----- Materials provided -----

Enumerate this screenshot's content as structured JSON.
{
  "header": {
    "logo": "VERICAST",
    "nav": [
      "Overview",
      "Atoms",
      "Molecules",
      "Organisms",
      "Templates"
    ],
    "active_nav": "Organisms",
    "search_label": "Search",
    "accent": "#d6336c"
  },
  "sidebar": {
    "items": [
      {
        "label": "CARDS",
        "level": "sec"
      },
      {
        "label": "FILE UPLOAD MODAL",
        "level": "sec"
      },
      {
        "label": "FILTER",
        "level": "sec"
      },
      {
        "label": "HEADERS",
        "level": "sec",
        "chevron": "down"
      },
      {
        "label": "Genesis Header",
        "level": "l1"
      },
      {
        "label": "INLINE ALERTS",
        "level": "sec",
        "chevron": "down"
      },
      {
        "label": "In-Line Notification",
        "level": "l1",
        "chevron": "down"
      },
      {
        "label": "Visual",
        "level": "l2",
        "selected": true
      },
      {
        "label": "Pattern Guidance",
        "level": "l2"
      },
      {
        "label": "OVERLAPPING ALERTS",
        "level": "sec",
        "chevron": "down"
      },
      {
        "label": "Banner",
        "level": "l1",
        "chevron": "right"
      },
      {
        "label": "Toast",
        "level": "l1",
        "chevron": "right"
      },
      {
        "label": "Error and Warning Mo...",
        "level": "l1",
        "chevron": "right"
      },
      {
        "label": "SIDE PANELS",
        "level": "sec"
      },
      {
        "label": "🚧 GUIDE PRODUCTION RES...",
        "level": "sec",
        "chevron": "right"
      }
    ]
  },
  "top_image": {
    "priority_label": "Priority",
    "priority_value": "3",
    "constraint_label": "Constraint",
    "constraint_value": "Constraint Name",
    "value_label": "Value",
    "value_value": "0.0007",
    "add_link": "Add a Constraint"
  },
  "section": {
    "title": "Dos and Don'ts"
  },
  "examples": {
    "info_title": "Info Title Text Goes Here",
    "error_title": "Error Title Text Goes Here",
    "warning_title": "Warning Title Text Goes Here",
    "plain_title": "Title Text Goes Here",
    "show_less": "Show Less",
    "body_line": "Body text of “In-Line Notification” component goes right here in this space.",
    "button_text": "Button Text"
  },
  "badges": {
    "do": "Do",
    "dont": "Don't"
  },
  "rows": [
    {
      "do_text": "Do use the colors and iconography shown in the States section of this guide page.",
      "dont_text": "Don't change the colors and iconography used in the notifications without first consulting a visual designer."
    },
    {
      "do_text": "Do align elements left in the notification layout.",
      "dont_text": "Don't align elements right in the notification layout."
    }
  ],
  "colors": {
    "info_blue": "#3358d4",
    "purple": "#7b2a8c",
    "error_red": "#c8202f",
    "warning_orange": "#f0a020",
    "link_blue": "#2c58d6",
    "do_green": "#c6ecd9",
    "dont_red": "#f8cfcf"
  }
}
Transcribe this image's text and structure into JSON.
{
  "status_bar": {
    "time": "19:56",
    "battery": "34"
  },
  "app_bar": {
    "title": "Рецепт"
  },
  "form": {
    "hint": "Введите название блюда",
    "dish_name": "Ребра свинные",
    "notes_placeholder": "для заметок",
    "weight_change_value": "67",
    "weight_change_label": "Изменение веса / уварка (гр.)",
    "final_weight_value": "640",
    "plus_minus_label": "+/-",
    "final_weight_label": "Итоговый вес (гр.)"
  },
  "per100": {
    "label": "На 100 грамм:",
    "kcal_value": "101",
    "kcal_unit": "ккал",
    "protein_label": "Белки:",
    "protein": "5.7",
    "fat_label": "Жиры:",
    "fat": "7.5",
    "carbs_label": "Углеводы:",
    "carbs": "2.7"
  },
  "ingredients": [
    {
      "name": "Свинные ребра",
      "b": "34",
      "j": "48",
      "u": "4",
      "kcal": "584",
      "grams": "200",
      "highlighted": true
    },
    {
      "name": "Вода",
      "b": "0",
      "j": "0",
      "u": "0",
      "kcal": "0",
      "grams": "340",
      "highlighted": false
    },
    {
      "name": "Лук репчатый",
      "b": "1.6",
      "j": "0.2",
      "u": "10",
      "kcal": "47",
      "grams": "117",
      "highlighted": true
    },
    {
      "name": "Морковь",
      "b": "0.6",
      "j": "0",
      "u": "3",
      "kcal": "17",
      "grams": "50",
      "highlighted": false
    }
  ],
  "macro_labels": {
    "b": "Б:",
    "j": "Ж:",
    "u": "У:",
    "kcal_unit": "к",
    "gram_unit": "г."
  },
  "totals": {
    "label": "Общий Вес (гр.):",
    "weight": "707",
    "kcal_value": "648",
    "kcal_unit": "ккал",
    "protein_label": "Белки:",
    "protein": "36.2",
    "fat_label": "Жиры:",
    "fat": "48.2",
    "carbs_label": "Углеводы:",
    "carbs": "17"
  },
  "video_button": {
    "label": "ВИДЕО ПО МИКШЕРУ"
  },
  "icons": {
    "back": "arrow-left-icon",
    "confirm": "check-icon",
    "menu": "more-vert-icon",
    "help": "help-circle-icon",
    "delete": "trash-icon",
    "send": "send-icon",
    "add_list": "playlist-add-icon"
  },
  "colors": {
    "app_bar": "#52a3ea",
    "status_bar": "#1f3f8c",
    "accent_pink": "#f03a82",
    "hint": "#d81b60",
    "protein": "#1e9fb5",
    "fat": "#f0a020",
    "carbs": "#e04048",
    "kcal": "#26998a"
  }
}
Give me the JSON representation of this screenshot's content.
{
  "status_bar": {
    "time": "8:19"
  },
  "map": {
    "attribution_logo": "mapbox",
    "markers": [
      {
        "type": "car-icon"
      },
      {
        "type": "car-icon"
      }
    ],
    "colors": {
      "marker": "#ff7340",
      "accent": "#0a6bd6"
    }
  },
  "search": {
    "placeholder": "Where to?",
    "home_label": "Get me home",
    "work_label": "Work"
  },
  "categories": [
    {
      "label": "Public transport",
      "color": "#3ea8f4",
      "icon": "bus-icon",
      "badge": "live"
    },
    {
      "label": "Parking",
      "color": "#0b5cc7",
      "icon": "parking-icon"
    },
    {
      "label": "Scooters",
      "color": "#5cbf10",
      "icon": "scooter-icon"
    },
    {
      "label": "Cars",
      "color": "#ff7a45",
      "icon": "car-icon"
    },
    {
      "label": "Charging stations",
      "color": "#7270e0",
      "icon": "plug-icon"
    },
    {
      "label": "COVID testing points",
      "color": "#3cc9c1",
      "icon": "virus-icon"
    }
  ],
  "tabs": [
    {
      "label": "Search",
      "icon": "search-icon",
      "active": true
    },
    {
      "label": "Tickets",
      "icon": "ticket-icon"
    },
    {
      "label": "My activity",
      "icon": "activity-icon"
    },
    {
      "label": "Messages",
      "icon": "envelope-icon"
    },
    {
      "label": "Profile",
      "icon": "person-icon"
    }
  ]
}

-----

## Assignment
Say every entry again, exactly as it reads.

## Response for this exercise
Enumerate this screenshot's content as structured JSON.
{
  "header": {
    "logo": "VERICAST",
    "nav": [
      "Overview",
      "Atoms",
      "Molecules",
      "Organisms",
      "Templates"
    ],
    "active_nav": "Organisms",
    "search_label": "Search",
    "accent": "#d6336c"
  },
  "sidebar": {
    "items": [
      {
        "label": "CARDS",
        "level": "sec"
      },
      {
        "label": "FILE UPLOAD MODAL",
        "level": "sec"
      },
      {
        "label": "FILTER",
        "level": "sec"
      },
      {
        "label": "HEADERS",
        "level": "sec",
        "chevron": "down"
      },
      {
        "label": "Genesis Header",
        "level": "l1"
      },
      {
        "label": "INLINE ALERTS",
        "level": "sec",
        "chevron": "down"
      },
      {
        "label": "In-Line Notification",
        "level": "l1",
        "chevron": "down"
      },
      {
        "label": "Visual",
        "level": "l2",
        "selected": true
      },
      {
        "label": "Pattern Guidance",
        "level": "l2"
      },
      {
        "label": "OVERLAPPING ALERTS",
        "level": "sec",
        "chevron": "down"
      },
      {
        "label": "Banner",
        "level": "l1",
        "chevron": "right"
      },
      {
        "label": "Toast",
        "level": "l1",
        "chevron": "right"
      },
      {
        "label": "Error and Warning Mo...",
        "level": "l1",
        "chevron": "right"
      },
      {
        "label": "SIDE PANELS",
        "level": "sec"
      },
      {
        "label": "🚧 GUIDE PRODUCTION RES...",
        "level": "sec",
        "chevron": "right"
      }
    ]
  },
  "top_image": {
    "priority_label": "Priority",
    "priority_value": "3",
    "constraint_label": "Constraint",
    "constraint_value": "Constraint Name",
    "value_label": "Value",
    "value_value": "0.0007",
    "add_link": "Add a Constraint"
  },
  "section": {
    "title": "Dos and Don'ts"
  },
  "examples": {
    "info_title": "Info Title Text Goes Here",
    "error_title": "Error Title Text Goes Here",
    "warning_title": "Warning Title Text Goes Here",
    "plain_title": "Title Text Goes Here",
    "show_less": "Show Less",
    "body_line": "Body text of “In-Line Notification” component goes right here in this space.",
    "button_text": "Button Text"
  },
  "badges": {
    "do": "Do",
    "dont": "Don't"
  },
  "rows": [
    {
      "do_text": "Do use the colors and iconography shown in the States section of this guide page.",
      "dont_text": "Don't change the colors and iconography used in the notifications without first consulting a visual designer."
    },
    {
      "do_text": "Do align elements left in the notification layout.",
      "dont_text": "Don't align elements right in the notification layout."
    }
  ],
  "colors": {
    "info_blue": "#3358d4",
    "purple": "#7b2a8c",
    "error_red": "#c8202f",
    "warning_orange": "#f0a020",
    "link_blue": "#2c58d6",
    "do_green": "#c6ecd9",
    "dont_red": "#f8cfcf"
  }
}
Transcribe this image's text and structure into JSON.
{
  "status_bar": {
    "time": "19:56",
    "battery": "34"
  },
  "app_bar": {
    "title": "Рецепт"
  },
  "form": {
    "hint": "Введите название блюда",
    "dish_name": "Ребра свинные",
    "notes_placeholder": "для заметок",
    "weight_change_value": "67",
    "weight_change_label": "Изменение веса / уварка (гр.)",
    "final_weight_value": "640",
    "plus_minus_label": "+/-",
    "final_weight_label": "Итоговый вес (гр.)"
  },
  "per100": {
    "label": "На 100 грамм:",
    "kcal_value": "101",
    "kcal_unit": "ккал",
    "protein_label": "Белки:",
    "protein": "5.7",
    "fat_label": "Жиры:",
    "fat": "7.5",
    "carbs_label": "Углеводы:",
    "carbs": "2.7"
  },
  "ingredients": [
    {
      "name": "Свинные ребра",
      "b": "34",
      "j": "48",
      "u": "4",
      "kcal": "584",
      "grams": "200",
      "highlighted": true
    },
    {
      "name": "Вода",
      "b": "0",
      "j": "0",
      "u": "0",
      "kcal": "0",
      "grams": "340",
      "highlighted": false
    },
    {
      "name": "Лук репчатый",
      "b": "1.6",
      "j": "0.2",
      "u": "10",
      "kcal": "47",
      "grams": "117",
      "highlighted": true
    },
    {
      "name": "Морковь",
      "b": "0.6",
      "j": "0",
      "u": "3",
      "kcal": "17",
      "grams": "50",
      "highlighted": false
    }
  ],
  "macro_labels": {
    "b": "Б:",
    "j": "Ж:",
    "u": "У:",
    "kcal_unit": "к",
    "gram_unit": "г."
  },
  "totals": {
    "label": "Общий Вес (гр.):",
    "weight": "707",
    "kcal_value": "648",
    "kcal_unit": "ккал",
    "protein_label": "Белки:",
    "protein": "36.2",
    "fat_label": "Жиры:",
    "fat": "48.2",
    "carbs_label": "Углеводы:",
    "carbs": "17"
  },
  "video_button": {
    "label": "ВИДЕО ПО МИКШЕРУ"
  },
  "icons": {
    "back": "arrow-left-icon",
    "confirm": "check-icon",
    "menu": "more-vert-icon",
    "help": "help-circle-icon",
    "delete": "trash-icon",
    "send": "send-icon",
    "add_list": "playlist-add-icon"
  },
  "colors": {
    "app_bar": "#52a3ea",
    "status_bar": "#1f3f8c",
    "accent_pink": "#f03a82",
    "hint": "#d81b60",
    "protein": "#1e9fb5",
    "fat": "#f0a020",
    "carbs": "#e04048",
    "kcal": "#26998a"
  }
}
Give me the JSON representation of this screenshot's content.
{
  "status_bar": {
    "time": "8:19"
  },
  "map": {
    "attribution_logo": "mapbox",
    "markers": [
      {
        "type": "car-icon"
      },
      {
        "type": "car-icon"
      }
    ],
    "colors": {
      "marker": "#ff7340",
      "accent": "#0a6bd6"
    }
  },
  "search": {
    "placeholder": "Where to?",
    "home_label": "Get me home",
    "work_label": "Work"
  },
  "categories": [
    {
      "label": "Public transport",
      "color": "#3ea8f4",
      "icon": "bus-icon",
      "badge": "live"
    },
    {
      "label": "Parking",
      "color": "#0b5cc7",
      "icon": "parking-icon"
    },
    {
      "label": "Scooters",
      "color": "#5cbf10",
      "icon": "scooter-icon"
    },
    {
      "label": "Cars",
      "color": "#ff7a45",
      "icon": "car-icon"
    },
    {
      "label": "Charging stations",
      "color": "#7270e0",
      "icon": "plug-icon"
    },
    {
      "label": "COVID testing points",
      "color": "#3cc9c1",
      "icon": "virus-icon"
    }
  ],
  "tabs": [
    {
      "label": "Search",
      "icon": "search-icon",
      "active": true
    },
    {
      "label": "Tickets",
      "icon": "ticket-icon"
    },
    {
      "label": "My activity",
      "icon": "activity-icon"
    },
    {
      "label": "Messages",
      "icon": "envelope-icon"
    },
    {
      "label": "Profile",
      "icon": "person-icon"
    }
  ]
}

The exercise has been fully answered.